* _Set task_
Note each line of the listing that contains the string "this", and copy it.
[START Data shown]
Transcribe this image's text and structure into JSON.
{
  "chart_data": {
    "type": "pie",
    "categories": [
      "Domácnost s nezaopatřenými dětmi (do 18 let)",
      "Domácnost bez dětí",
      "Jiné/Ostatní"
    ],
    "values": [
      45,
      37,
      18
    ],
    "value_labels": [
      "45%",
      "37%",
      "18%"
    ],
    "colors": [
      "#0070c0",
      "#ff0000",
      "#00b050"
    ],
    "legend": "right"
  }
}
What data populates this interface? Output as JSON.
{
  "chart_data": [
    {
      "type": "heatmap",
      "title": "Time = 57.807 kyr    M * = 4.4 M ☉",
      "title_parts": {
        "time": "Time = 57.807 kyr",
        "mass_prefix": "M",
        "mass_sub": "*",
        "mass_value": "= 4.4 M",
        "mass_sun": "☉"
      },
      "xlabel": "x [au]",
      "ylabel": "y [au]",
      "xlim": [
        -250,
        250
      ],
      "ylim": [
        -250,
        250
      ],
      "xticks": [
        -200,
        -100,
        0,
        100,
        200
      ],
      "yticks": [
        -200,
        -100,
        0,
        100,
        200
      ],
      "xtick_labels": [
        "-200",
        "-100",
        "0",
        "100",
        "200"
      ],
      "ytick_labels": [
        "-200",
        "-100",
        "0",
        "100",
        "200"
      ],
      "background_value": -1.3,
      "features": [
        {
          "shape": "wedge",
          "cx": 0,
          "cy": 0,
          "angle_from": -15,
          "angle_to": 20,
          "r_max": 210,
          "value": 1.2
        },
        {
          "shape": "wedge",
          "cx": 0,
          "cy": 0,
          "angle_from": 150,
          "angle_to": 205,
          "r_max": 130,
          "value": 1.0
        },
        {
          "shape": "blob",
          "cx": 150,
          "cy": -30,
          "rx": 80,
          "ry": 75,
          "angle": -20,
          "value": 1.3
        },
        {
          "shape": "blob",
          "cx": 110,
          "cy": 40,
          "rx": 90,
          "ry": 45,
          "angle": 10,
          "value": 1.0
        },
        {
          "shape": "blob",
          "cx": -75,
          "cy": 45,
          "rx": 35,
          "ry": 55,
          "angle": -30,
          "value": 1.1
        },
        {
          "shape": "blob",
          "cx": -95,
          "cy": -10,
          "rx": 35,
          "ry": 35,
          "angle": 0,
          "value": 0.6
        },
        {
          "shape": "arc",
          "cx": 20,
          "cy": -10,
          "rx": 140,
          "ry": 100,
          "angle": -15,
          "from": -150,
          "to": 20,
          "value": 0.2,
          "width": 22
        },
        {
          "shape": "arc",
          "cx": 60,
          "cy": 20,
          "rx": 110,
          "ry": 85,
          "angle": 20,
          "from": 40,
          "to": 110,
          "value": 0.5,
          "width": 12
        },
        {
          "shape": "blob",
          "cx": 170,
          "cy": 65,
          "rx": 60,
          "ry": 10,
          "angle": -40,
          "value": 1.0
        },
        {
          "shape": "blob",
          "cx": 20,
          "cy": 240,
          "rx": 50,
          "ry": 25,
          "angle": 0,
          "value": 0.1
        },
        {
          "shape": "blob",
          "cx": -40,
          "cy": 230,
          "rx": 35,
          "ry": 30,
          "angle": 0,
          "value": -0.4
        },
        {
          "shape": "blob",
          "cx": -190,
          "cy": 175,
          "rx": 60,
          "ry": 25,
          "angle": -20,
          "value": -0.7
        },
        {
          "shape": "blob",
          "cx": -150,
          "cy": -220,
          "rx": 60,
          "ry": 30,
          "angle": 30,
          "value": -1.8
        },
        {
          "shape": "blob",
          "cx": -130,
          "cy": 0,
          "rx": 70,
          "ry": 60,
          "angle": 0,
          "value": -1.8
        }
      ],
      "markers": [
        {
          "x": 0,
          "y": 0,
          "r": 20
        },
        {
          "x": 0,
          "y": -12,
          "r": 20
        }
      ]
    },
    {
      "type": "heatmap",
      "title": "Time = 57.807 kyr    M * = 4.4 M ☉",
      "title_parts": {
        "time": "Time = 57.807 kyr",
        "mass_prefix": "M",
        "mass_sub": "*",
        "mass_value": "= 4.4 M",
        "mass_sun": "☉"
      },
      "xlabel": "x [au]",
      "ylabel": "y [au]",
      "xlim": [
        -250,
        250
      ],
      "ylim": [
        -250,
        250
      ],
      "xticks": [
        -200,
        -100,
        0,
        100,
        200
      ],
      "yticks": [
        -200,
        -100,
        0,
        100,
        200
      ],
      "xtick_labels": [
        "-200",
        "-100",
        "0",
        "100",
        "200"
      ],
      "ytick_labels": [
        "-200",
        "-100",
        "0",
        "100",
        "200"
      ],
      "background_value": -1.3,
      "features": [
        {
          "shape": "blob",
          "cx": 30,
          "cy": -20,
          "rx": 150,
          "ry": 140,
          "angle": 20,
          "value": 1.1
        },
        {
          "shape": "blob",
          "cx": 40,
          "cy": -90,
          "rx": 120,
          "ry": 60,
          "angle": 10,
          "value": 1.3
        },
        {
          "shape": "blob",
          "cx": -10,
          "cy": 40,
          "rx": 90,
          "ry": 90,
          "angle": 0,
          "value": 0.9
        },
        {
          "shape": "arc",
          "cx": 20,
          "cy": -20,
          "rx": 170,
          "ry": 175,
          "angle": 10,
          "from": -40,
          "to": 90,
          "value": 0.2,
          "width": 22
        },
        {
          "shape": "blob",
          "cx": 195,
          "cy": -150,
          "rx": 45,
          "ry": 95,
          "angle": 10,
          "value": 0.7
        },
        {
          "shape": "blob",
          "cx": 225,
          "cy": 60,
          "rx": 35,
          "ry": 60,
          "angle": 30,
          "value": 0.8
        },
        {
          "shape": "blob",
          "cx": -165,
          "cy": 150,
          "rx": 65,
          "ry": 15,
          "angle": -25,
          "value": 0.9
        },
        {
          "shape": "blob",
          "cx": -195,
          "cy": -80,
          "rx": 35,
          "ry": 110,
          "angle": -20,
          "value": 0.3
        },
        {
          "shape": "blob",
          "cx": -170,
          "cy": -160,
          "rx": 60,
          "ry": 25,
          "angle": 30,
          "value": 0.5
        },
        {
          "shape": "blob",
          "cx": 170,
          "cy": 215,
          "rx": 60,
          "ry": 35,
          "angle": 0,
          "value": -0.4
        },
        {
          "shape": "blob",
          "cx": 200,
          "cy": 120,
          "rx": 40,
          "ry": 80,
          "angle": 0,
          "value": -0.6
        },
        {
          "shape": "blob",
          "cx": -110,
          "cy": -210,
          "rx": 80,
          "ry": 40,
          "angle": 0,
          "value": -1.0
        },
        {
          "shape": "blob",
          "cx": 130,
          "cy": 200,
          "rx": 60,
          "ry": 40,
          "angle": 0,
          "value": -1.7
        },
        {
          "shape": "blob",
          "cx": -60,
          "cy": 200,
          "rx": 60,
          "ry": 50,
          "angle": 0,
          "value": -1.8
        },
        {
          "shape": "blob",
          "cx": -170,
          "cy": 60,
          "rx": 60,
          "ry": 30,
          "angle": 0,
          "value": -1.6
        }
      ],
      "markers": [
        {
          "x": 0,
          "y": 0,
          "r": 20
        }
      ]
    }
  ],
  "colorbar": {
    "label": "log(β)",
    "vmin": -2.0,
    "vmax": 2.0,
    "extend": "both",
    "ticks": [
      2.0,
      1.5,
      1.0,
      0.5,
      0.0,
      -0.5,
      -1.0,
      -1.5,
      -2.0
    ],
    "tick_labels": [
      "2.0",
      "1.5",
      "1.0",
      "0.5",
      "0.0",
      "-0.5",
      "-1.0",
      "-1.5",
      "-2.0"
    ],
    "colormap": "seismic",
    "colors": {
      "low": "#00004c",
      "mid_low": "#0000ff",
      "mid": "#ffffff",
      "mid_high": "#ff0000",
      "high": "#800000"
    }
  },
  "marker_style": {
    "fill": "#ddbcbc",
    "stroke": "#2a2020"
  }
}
[END Data shown]
* _Task result_
Transcribe this image's text and structure into JSON.
What data populates this interface? Output as JSON.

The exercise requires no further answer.